■ Records for this exercise:
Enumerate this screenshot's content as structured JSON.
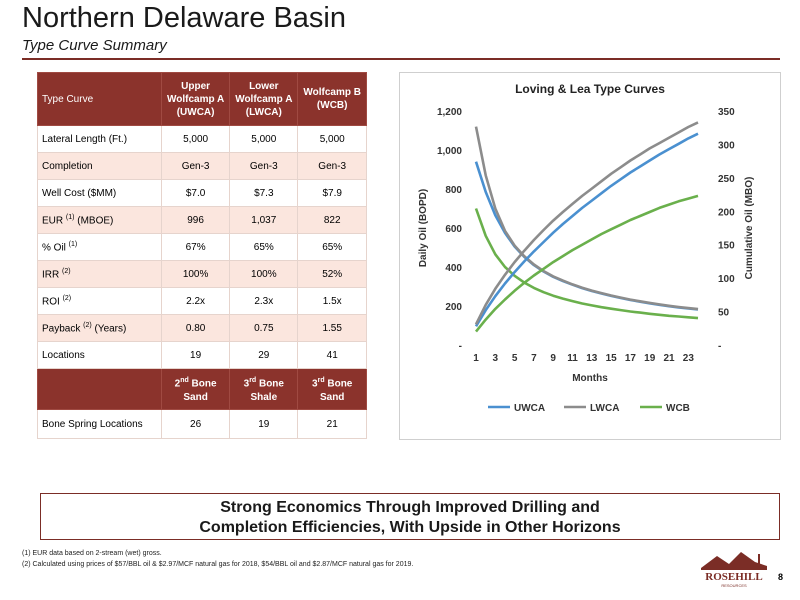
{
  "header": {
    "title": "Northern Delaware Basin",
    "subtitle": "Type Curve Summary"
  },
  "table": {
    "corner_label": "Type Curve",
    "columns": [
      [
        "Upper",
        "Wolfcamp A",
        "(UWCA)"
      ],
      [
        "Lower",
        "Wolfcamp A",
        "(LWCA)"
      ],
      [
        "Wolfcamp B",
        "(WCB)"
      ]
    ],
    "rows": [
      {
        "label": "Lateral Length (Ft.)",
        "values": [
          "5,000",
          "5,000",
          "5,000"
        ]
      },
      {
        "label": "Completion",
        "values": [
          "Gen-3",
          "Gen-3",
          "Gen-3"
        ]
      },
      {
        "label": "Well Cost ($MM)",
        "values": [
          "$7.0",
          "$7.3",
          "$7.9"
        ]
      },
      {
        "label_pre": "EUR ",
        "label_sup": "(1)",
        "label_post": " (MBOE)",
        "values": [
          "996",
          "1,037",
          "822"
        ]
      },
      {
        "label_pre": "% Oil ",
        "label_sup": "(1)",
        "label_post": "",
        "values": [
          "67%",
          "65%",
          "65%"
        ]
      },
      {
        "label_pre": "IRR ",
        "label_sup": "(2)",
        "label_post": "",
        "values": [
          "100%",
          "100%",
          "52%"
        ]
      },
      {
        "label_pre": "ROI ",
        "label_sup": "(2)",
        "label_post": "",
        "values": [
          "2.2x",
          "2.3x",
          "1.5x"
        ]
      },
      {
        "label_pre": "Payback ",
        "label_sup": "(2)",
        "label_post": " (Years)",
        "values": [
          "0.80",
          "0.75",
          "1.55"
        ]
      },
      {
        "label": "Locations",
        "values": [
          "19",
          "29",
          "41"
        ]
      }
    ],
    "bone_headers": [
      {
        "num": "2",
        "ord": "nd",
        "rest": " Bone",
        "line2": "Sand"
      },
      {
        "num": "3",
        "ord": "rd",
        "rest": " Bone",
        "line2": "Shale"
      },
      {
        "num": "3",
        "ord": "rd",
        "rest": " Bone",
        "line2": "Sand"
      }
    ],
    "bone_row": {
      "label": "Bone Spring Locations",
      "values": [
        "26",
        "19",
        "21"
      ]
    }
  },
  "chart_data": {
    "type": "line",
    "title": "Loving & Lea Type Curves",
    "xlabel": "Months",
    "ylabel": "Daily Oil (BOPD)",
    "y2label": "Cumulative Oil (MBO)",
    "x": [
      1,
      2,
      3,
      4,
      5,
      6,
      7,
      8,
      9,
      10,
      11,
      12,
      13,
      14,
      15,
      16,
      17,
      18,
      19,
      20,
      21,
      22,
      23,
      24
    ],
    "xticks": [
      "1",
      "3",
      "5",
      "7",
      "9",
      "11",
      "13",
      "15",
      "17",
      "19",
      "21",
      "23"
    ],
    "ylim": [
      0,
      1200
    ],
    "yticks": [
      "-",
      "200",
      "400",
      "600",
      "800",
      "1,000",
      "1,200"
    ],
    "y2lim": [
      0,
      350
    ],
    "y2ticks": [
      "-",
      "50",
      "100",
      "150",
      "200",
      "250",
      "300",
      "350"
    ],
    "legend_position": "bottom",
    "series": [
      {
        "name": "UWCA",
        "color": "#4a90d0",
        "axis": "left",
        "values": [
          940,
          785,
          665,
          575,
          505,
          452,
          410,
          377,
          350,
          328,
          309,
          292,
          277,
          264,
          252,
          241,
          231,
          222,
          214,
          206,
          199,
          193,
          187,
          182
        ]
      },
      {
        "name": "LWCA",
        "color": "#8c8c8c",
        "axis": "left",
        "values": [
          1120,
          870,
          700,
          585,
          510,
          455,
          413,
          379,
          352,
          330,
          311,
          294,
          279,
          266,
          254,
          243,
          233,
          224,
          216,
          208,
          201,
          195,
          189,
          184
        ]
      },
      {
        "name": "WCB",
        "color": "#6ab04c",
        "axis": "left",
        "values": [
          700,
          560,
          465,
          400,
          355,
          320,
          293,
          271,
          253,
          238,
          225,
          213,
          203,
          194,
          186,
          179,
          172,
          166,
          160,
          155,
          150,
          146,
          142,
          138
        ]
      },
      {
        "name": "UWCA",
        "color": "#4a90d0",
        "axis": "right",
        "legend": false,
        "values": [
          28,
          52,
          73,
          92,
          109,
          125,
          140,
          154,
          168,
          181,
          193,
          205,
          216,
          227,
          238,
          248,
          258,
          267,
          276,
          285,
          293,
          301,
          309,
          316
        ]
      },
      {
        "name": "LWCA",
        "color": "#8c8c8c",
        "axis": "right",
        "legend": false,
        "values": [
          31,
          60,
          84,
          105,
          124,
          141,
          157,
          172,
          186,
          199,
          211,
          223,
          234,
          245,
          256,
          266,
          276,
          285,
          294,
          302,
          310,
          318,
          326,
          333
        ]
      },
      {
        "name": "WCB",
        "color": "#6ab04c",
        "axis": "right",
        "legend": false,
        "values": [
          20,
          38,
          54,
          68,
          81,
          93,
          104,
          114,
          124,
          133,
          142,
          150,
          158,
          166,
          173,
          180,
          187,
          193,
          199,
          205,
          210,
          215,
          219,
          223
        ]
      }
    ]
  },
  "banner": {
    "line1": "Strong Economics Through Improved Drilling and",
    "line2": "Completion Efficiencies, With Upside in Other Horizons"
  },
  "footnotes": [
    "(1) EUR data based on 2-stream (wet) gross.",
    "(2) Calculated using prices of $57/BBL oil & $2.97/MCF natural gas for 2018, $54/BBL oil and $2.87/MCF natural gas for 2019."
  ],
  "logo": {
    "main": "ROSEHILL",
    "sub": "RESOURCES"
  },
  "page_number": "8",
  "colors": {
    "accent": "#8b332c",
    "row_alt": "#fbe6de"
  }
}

...

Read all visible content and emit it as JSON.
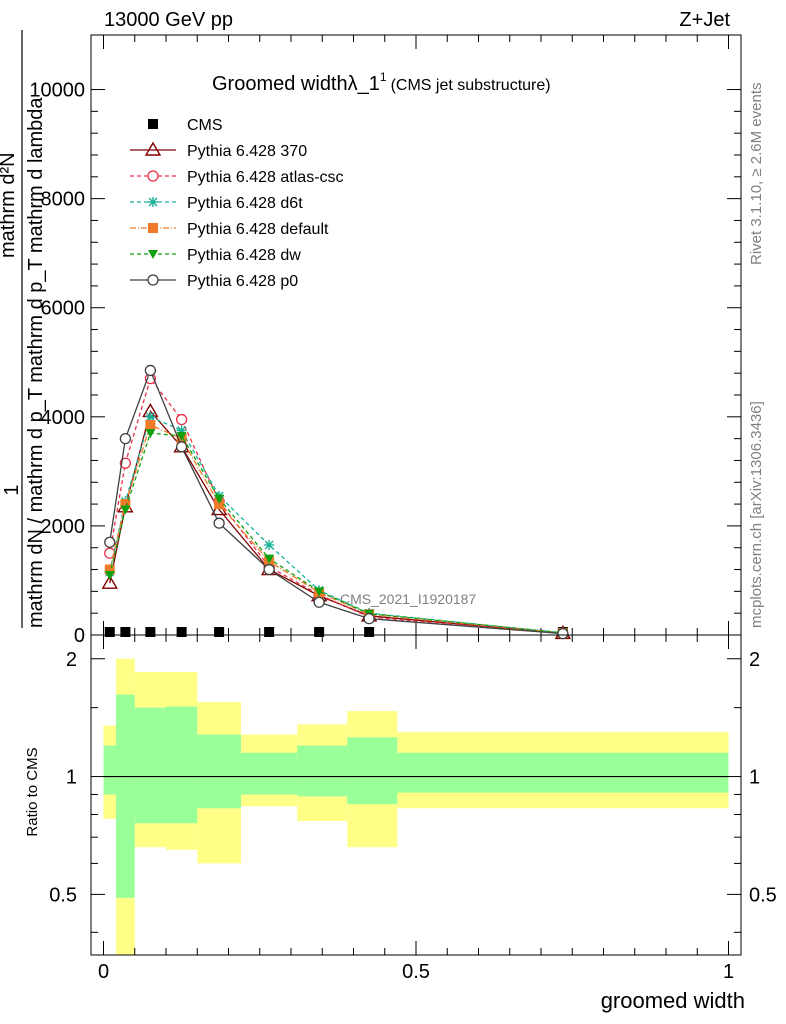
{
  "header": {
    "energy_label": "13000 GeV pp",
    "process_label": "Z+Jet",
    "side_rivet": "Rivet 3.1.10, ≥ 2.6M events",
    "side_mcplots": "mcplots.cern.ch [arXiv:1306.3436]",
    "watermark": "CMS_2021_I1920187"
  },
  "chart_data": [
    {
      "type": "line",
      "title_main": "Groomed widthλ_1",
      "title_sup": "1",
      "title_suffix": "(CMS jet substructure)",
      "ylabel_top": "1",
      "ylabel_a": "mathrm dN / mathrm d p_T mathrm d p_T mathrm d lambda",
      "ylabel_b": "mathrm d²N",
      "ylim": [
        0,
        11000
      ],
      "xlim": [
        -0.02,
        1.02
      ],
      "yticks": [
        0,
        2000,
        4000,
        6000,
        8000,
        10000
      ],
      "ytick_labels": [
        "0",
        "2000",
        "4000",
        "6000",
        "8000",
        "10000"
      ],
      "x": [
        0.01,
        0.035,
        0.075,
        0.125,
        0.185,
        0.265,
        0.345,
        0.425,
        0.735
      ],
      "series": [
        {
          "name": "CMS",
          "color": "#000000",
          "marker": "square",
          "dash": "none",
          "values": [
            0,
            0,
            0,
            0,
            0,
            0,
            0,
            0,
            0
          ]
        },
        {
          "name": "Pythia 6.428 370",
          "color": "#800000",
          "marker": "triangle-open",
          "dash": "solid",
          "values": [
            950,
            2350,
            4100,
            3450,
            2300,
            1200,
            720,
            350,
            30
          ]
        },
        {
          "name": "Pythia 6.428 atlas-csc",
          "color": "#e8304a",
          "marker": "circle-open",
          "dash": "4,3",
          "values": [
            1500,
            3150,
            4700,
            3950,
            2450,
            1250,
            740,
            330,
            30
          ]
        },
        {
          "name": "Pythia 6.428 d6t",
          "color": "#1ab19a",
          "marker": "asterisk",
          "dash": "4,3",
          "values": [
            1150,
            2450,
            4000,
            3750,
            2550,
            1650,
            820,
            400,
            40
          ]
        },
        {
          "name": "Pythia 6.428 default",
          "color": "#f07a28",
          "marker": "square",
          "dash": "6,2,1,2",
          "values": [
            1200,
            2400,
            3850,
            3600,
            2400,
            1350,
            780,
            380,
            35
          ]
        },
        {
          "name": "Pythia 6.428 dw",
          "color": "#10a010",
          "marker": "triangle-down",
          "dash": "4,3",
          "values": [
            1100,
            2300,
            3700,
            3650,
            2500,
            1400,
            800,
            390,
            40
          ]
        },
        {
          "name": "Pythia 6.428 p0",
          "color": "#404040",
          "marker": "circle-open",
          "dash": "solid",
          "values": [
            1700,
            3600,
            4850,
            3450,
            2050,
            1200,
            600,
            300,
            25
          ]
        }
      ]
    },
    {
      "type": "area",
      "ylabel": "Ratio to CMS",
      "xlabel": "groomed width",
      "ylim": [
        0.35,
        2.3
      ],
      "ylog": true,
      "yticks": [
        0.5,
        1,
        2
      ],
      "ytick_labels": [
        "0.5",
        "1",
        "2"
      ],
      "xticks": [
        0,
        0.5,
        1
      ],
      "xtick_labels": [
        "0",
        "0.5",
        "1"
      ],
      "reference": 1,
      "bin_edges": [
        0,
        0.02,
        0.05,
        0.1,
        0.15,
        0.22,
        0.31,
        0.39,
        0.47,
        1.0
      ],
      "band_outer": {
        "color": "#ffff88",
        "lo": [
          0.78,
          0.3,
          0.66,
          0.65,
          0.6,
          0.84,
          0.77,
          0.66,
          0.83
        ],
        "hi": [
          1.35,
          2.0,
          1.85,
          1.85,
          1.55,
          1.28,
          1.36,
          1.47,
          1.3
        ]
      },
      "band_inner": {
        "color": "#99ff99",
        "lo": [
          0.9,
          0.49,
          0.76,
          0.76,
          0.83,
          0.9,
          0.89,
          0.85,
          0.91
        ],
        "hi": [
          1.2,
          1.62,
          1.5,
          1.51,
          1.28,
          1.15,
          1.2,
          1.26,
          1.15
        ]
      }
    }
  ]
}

■ Goal of the exercise: Copy every line of the listing that contains the word "Pythia".

■ Solved exercise:
          "name": "Pythia 6.428 370",
          "name": "Pythia 6.428 atlas-csc",
          "name": "Pythia 6.428 d6t",
          "name": "Pythia 6.428 default",
          "name": "Pythia 6.428 dw",
          "name": "Pythia 6.428 p0",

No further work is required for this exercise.